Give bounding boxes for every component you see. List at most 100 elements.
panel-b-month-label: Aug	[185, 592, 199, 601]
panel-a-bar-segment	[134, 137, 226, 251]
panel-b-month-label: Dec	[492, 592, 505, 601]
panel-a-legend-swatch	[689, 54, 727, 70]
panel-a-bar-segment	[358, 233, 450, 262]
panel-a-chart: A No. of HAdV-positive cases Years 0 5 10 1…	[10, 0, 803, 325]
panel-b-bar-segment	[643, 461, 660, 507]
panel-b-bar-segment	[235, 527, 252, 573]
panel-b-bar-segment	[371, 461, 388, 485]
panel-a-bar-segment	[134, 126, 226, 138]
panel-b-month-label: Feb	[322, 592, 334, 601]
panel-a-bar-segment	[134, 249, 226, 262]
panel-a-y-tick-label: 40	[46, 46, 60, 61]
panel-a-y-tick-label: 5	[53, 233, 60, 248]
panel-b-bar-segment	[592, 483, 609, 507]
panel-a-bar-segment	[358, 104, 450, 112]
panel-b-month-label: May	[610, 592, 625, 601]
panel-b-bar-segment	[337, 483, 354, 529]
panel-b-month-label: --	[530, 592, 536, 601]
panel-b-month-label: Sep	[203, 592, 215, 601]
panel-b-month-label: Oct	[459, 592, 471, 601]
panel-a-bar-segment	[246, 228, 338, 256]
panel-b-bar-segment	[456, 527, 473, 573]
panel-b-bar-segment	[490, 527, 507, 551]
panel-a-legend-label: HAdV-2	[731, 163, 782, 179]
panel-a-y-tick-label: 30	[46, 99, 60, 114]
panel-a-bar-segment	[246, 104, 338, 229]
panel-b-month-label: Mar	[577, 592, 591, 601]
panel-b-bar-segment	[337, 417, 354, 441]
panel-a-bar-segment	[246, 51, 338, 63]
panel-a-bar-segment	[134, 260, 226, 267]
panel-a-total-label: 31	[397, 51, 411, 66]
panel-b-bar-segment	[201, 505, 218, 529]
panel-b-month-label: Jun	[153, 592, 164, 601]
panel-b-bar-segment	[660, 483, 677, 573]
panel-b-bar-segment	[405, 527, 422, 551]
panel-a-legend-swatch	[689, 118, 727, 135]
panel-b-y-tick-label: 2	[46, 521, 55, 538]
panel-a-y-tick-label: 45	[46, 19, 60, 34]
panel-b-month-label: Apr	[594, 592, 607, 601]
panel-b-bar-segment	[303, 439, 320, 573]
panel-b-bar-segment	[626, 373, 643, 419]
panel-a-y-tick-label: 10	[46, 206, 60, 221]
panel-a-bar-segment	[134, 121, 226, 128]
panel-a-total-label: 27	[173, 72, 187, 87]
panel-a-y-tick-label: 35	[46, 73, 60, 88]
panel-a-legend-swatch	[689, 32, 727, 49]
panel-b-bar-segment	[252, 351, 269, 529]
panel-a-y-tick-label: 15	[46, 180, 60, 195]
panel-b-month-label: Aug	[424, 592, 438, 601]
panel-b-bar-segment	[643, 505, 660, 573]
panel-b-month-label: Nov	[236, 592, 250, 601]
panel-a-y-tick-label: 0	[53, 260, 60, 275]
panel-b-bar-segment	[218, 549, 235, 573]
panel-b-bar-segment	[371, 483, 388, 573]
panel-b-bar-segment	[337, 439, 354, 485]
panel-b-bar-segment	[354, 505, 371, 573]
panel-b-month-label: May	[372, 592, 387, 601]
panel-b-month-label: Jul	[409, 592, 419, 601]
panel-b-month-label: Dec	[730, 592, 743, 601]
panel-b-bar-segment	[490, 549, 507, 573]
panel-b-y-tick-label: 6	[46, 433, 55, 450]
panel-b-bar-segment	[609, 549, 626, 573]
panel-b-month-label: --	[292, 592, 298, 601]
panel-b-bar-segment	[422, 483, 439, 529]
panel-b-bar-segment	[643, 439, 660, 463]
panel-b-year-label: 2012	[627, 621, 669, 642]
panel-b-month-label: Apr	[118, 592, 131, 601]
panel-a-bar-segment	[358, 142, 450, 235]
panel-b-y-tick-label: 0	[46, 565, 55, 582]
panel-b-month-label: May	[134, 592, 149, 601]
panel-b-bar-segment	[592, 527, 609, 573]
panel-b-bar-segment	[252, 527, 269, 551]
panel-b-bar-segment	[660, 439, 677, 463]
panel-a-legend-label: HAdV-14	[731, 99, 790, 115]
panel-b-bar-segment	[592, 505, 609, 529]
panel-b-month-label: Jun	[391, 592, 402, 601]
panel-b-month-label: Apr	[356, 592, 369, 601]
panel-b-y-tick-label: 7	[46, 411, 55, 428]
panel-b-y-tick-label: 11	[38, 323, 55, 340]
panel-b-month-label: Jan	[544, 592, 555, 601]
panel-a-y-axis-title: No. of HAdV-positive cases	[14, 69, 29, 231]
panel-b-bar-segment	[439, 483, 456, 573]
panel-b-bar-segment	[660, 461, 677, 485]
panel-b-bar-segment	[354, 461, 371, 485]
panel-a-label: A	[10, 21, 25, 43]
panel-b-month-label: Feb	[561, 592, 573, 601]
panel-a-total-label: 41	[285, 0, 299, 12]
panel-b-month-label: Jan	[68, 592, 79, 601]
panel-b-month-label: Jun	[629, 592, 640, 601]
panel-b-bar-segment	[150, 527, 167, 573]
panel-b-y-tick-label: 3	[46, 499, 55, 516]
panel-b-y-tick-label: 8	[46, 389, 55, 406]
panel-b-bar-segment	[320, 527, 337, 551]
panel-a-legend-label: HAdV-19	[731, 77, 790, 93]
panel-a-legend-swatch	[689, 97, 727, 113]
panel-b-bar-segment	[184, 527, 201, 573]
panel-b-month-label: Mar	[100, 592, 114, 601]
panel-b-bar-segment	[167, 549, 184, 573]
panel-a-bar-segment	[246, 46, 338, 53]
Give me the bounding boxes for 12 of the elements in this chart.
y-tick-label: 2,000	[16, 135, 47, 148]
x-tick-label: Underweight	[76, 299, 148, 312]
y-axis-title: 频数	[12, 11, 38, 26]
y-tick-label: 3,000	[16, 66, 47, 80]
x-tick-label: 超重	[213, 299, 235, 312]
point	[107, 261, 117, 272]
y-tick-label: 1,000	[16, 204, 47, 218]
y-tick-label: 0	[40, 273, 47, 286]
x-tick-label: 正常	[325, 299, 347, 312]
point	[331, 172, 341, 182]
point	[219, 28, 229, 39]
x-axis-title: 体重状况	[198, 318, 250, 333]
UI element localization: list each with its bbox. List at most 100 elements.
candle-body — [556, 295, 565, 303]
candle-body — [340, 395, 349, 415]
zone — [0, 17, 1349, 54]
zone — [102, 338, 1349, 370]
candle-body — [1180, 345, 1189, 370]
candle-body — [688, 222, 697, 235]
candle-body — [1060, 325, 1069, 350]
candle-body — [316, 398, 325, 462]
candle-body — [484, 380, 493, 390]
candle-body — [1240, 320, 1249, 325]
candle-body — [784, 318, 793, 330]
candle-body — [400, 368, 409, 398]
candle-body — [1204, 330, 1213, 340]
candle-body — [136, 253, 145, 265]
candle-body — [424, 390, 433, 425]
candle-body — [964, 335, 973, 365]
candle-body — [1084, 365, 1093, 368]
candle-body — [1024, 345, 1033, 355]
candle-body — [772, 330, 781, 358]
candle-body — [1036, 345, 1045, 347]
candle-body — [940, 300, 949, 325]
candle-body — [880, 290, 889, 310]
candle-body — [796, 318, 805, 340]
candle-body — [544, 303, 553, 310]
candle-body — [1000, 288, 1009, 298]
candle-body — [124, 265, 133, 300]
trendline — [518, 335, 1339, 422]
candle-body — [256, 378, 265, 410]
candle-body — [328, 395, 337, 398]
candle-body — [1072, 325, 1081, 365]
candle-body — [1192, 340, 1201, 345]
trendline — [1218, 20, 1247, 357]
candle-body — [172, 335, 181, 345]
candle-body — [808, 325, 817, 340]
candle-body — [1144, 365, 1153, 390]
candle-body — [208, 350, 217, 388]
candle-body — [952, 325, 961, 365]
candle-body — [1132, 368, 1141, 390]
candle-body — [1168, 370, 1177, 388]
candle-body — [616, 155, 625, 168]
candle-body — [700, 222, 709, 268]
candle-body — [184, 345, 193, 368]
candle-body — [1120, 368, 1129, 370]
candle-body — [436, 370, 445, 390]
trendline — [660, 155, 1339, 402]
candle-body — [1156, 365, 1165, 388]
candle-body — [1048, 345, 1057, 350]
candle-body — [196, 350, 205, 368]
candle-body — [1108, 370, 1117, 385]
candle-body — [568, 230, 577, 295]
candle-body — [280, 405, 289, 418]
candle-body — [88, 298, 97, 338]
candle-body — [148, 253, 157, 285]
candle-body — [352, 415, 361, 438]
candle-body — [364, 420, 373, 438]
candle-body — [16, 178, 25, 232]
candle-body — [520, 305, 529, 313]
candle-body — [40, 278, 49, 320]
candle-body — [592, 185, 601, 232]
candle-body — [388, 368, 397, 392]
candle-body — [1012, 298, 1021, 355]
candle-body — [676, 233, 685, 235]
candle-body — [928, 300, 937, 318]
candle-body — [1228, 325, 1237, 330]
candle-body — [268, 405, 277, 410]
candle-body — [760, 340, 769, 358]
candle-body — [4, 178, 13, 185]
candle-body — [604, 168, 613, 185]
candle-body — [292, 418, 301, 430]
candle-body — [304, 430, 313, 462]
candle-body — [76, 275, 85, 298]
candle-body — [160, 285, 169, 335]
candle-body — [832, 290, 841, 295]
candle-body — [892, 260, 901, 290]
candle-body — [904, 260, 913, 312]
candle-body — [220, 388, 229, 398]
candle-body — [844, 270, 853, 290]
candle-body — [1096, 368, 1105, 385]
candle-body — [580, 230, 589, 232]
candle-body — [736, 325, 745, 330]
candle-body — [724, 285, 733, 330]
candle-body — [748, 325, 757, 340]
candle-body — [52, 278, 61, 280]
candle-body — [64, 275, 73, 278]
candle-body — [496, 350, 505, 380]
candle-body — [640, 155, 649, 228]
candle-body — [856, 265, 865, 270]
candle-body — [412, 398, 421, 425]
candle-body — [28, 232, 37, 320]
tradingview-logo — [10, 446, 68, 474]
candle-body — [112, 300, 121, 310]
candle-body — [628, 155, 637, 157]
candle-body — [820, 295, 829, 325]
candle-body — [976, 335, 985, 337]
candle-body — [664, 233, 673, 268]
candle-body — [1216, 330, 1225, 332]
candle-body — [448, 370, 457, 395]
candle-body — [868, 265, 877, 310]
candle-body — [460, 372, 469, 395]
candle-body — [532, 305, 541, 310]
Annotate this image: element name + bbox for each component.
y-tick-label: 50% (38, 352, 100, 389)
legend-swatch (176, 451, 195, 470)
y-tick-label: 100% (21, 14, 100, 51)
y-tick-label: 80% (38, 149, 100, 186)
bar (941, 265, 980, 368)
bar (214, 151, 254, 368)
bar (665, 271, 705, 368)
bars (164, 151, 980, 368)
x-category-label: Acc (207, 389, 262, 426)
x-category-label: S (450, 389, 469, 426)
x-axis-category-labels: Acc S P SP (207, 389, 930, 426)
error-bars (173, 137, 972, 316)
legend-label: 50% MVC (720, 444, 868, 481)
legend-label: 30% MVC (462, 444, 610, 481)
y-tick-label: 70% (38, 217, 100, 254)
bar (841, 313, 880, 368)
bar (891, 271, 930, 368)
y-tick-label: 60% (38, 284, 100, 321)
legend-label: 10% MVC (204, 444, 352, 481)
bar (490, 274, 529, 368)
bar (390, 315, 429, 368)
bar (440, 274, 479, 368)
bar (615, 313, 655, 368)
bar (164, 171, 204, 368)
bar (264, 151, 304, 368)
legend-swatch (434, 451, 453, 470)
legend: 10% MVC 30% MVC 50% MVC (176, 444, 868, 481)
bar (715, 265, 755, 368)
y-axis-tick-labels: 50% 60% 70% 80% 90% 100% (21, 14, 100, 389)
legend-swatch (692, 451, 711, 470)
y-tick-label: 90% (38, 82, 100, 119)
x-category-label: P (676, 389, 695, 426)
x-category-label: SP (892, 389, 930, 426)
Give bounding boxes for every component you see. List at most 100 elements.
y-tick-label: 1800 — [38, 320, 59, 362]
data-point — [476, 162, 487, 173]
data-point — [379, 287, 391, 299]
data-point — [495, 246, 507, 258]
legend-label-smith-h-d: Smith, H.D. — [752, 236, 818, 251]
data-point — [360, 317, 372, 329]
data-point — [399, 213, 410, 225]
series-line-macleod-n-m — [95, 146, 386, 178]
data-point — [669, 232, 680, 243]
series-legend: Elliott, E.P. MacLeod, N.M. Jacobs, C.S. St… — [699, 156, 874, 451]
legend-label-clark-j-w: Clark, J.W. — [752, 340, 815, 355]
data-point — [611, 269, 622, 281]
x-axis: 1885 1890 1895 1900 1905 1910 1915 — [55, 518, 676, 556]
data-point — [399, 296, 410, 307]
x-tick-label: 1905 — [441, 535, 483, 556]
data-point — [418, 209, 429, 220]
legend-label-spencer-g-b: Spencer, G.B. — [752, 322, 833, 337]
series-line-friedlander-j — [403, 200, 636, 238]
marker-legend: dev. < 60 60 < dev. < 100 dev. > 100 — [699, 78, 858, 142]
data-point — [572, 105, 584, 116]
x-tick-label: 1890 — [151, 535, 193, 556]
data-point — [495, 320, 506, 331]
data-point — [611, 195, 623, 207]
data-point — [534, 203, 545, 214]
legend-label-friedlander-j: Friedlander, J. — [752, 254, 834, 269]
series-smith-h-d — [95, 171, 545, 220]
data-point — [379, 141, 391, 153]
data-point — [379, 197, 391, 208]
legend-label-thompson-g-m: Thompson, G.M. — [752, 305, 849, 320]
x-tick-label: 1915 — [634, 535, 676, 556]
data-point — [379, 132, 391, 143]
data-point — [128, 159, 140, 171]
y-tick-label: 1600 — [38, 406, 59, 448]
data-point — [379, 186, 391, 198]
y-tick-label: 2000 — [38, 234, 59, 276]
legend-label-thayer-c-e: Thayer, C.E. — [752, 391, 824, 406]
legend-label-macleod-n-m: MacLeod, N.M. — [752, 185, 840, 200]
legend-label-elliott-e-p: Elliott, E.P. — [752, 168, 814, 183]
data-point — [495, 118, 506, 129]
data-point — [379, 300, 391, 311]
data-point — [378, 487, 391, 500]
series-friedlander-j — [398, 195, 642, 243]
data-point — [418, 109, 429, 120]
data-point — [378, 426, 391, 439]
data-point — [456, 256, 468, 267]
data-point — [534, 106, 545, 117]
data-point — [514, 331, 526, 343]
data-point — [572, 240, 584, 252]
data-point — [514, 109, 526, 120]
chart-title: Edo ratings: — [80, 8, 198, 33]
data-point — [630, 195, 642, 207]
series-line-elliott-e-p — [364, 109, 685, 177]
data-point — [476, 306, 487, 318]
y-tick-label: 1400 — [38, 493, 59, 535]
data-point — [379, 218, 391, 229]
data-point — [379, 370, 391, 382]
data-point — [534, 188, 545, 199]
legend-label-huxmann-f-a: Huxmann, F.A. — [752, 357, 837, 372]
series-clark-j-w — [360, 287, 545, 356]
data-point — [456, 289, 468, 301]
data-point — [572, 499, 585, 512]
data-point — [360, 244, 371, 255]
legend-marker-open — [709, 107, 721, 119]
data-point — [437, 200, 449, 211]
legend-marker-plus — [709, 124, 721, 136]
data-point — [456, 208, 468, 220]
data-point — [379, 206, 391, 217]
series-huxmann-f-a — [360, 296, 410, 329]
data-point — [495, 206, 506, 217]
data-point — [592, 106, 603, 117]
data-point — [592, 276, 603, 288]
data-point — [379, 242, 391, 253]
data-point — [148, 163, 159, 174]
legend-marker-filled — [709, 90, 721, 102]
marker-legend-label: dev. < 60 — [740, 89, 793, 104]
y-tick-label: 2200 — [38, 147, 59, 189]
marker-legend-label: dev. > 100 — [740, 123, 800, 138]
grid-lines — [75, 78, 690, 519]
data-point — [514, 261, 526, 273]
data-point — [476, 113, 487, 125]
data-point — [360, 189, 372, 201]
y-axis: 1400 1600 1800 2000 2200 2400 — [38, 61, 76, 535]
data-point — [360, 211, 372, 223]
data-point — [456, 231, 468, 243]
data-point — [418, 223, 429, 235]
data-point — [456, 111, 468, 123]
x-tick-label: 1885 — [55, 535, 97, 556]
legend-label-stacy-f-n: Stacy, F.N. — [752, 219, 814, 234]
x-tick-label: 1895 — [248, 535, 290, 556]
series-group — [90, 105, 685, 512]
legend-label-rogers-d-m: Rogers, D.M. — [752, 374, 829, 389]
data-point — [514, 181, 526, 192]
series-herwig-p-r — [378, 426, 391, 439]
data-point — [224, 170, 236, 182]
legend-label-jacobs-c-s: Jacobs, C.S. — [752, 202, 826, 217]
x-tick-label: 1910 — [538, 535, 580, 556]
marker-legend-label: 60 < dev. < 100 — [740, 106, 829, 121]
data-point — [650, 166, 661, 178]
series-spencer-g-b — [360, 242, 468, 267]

##############################

_WHAT IS EXPECTED_
Update the material from its first line through the line that contains "51, 338, 63]", changing each "panel-b-month-label" to "panel-b-x-tick-label" and leaving everything else as it is.

_COMPLETE RESPONSE_
Give bounding boxes for every component you see. List at most 100 elements.
panel-b-x-tick-label: Aug	[185, 592, 199, 601]
panel-a-bar-segment	[134, 137, 226, 251]
panel-b-x-tick-label: Dec	[492, 592, 505, 601]
panel-a-legend-swatch	[689, 54, 727, 70]
panel-a-bar-segment	[358, 233, 450, 262]
panel-a-chart: A No. of HAdV-positive cases Years 0 5 10 1…	[10, 0, 803, 325]
panel-b-bar-segment	[643, 461, 660, 507]
panel-b-bar-segment	[235, 527, 252, 573]
panel-b-bar-segment	[371, 461, 388, 485]
panel-a-bar-segment	[134, 126, 226, 138]
panel-b-x-tick-label: Feb	[322, 592, 334, 601]
panel-a-bar-segment	[134, 249, 226, 262]
panel-a-y-tick-label: 40	[46, 46, 60, 61]
panel-a-y-tick-label: 5	[53, 233, 60, 248]
panel-b-bar-segment	[592, 483, 609, 507]
panel-a-bar-segment	[358, 104, 450, 112]
panel-b-x-tick-label: May	[610, 592, 625, 601]
panel-b-bar-segment	[337, 483, 354, 529]
panel-b-x-tick-label: --	[530, 592, 536, 601]
panel-b-x-tick-label: Sep	[203, 592, 215, 601]
panel-b-x-tick-label: Oct	[459, 592, 471, 601]
panel-a-bar-segment	[246, 228, 338, 256]
panel-b-bar-segment	[456, 527, 473, 573]
panel-b-bar-segment	[490, 527, 507, 551]
panel-a-legend-label: HAdV-2	[731, 163, 782, 179]
panel-a-y-tick-label: 30	[46, 99, 60, 114]
panel-a-bar-segment	[246, 104, 338, 229]
panel-b-x-tick-label: Mar	[577, 592, 591, 601]
panel-b-bar-segment	[337, 417, 354, 441]
panel-a-bar-segment	[246, 51, 338, 63]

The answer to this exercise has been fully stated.